■ **Provided records**:

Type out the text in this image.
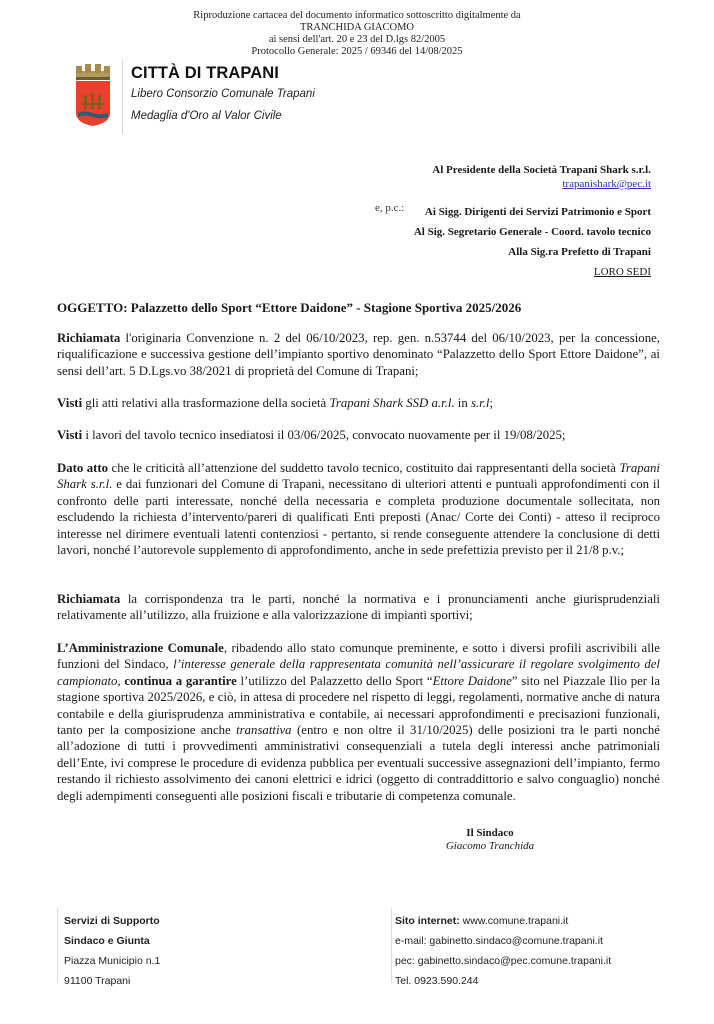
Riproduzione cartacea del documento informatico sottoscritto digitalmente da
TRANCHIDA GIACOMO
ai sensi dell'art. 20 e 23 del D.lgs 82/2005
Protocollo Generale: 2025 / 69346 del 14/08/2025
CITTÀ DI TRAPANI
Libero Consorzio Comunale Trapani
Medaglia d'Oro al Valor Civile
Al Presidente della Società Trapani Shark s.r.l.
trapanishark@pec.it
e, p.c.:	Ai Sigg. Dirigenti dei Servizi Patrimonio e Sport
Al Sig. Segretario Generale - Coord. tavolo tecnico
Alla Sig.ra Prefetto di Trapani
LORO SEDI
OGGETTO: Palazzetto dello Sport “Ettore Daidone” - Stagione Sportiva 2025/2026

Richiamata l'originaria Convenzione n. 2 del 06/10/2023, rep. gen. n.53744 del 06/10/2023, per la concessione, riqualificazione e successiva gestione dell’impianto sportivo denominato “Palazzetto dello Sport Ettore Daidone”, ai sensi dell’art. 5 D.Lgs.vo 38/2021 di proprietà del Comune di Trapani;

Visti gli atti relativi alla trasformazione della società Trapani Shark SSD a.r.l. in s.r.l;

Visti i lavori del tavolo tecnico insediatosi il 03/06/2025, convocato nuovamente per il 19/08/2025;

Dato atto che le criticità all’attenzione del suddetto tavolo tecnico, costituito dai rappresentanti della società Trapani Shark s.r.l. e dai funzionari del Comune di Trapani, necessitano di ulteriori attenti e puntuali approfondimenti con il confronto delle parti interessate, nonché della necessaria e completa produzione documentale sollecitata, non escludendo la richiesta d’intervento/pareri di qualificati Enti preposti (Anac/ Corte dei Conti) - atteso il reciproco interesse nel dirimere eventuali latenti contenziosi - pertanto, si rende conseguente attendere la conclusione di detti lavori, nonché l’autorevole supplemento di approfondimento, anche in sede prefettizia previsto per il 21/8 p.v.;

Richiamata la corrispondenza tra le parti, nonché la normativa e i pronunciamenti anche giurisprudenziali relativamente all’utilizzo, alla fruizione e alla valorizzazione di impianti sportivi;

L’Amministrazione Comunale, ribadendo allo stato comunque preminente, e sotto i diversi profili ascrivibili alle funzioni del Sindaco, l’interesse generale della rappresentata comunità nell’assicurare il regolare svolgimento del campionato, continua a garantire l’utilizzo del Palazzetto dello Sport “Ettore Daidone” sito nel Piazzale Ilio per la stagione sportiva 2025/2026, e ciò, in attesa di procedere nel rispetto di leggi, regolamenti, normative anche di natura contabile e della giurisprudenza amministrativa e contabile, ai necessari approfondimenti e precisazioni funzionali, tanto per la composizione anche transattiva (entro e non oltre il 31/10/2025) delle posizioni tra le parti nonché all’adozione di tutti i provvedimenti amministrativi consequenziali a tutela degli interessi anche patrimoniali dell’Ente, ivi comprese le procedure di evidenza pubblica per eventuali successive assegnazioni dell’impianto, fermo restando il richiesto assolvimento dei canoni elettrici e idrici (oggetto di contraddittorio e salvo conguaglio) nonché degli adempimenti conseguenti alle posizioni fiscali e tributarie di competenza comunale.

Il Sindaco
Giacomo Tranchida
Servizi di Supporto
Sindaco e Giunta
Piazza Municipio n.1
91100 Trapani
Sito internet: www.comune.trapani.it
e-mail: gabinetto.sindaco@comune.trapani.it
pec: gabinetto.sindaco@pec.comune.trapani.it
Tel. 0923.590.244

* * *

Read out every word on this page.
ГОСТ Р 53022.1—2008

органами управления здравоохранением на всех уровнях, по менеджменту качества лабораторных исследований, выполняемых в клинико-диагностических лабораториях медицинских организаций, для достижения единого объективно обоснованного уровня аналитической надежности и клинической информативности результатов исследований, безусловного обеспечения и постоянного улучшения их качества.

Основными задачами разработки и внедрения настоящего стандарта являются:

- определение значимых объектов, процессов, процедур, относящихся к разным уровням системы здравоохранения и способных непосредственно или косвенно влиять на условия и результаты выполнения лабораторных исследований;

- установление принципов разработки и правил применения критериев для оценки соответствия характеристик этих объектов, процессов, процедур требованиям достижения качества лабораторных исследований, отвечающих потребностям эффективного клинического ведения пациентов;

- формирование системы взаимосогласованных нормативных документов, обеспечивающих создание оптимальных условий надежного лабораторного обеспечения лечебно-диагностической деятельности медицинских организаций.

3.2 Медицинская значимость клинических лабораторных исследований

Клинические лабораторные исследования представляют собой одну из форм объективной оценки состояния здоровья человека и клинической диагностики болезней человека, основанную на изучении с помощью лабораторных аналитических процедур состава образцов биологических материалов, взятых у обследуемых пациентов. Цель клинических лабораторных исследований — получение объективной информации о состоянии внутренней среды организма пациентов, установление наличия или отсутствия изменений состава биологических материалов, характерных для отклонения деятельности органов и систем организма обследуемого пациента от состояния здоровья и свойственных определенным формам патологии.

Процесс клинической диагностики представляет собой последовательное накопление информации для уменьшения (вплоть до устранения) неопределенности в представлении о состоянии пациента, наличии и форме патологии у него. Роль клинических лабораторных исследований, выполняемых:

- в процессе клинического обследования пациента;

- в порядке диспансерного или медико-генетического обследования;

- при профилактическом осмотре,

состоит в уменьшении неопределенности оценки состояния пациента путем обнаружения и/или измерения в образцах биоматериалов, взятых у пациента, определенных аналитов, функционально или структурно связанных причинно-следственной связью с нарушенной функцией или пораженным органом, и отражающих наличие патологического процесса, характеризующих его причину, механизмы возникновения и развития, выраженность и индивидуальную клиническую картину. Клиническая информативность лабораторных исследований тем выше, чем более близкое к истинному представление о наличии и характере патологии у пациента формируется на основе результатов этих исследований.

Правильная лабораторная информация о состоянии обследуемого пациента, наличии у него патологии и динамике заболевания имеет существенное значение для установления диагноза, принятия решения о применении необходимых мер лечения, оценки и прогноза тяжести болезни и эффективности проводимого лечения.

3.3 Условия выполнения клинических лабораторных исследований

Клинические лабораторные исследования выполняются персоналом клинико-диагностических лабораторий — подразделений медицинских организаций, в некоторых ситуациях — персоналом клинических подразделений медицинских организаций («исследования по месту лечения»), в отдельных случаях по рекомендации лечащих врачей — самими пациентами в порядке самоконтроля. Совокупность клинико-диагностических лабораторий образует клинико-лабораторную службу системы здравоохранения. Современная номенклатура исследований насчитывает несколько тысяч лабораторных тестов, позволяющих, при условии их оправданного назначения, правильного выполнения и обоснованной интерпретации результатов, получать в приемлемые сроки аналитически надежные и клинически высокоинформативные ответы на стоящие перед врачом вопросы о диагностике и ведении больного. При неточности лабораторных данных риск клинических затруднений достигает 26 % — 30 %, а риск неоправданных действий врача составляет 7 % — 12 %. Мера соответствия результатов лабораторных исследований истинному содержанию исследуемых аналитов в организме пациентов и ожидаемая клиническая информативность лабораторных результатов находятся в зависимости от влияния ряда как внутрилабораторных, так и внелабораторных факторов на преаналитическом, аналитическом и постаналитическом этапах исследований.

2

---

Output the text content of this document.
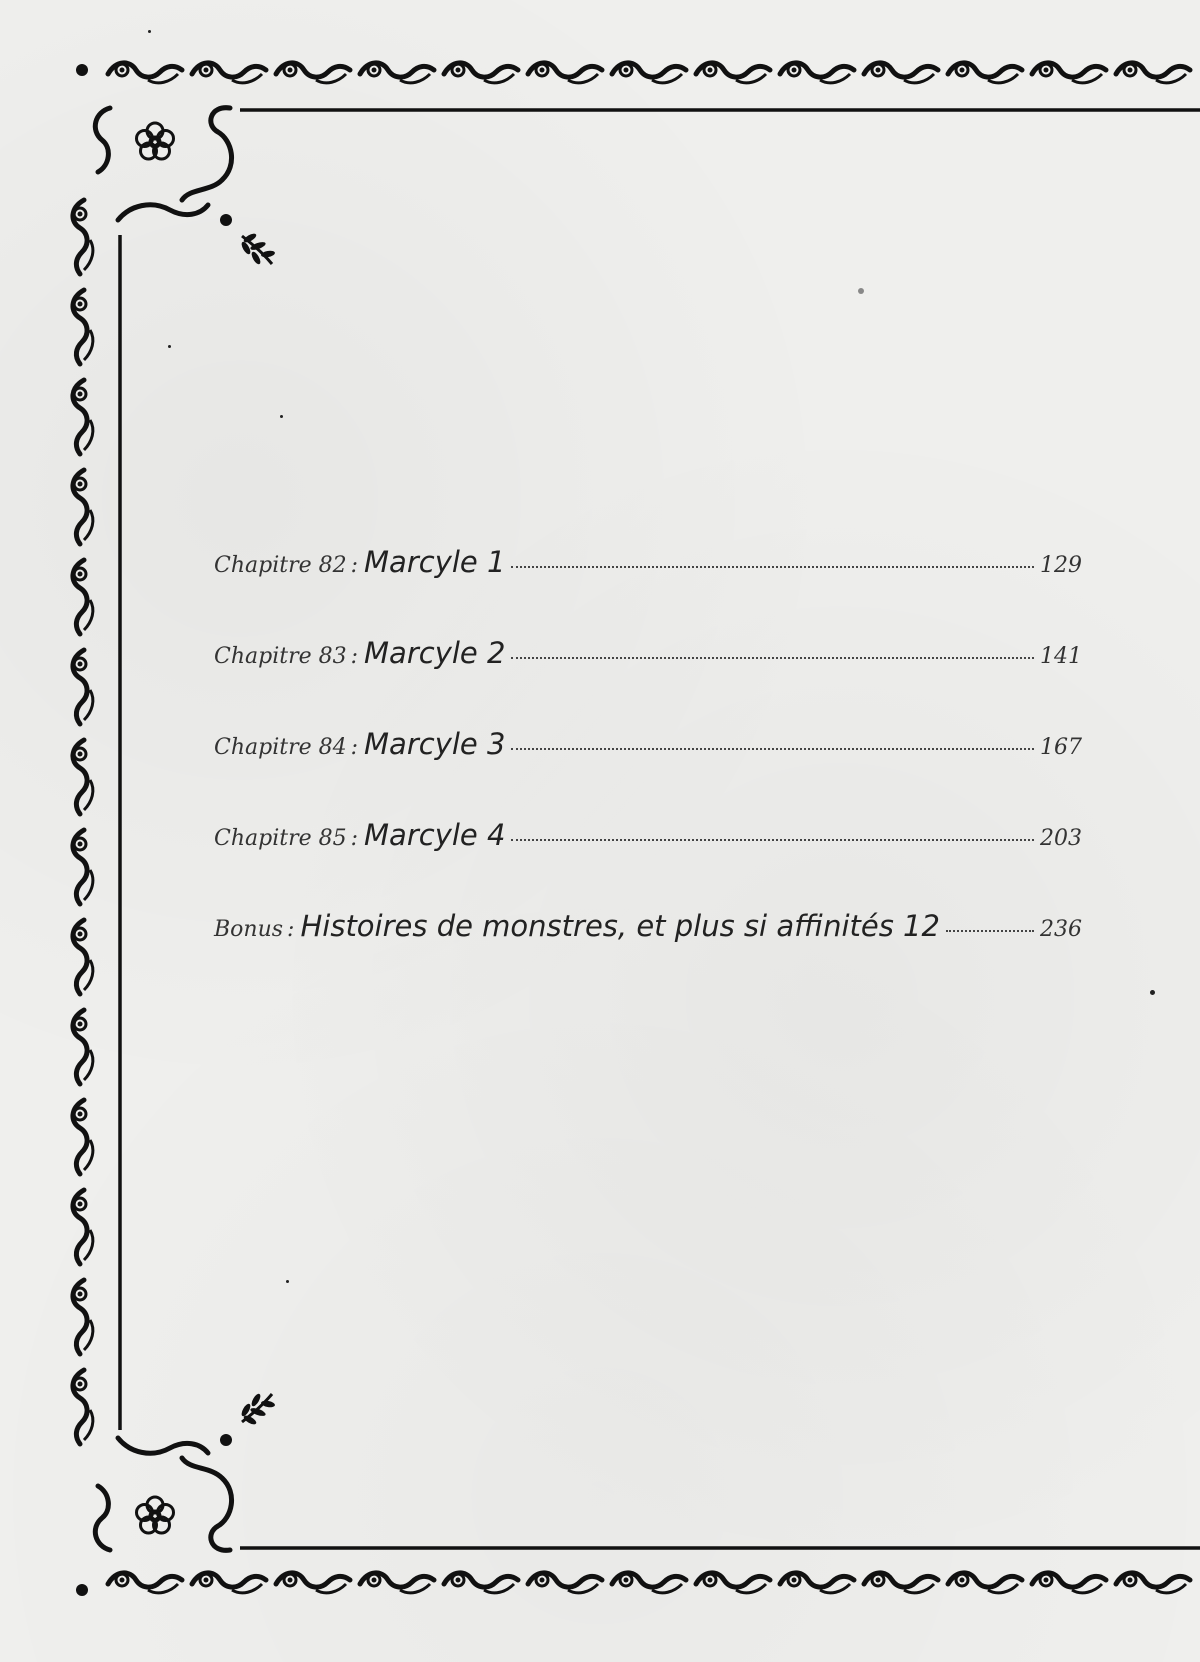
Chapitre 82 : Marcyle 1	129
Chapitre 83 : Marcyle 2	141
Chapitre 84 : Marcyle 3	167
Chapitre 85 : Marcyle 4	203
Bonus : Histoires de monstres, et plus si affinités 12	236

■ **Problem requirements**: Work through the records line by line and tally those holding "sensi". Reply with the number alone.

■ **Task response**: 2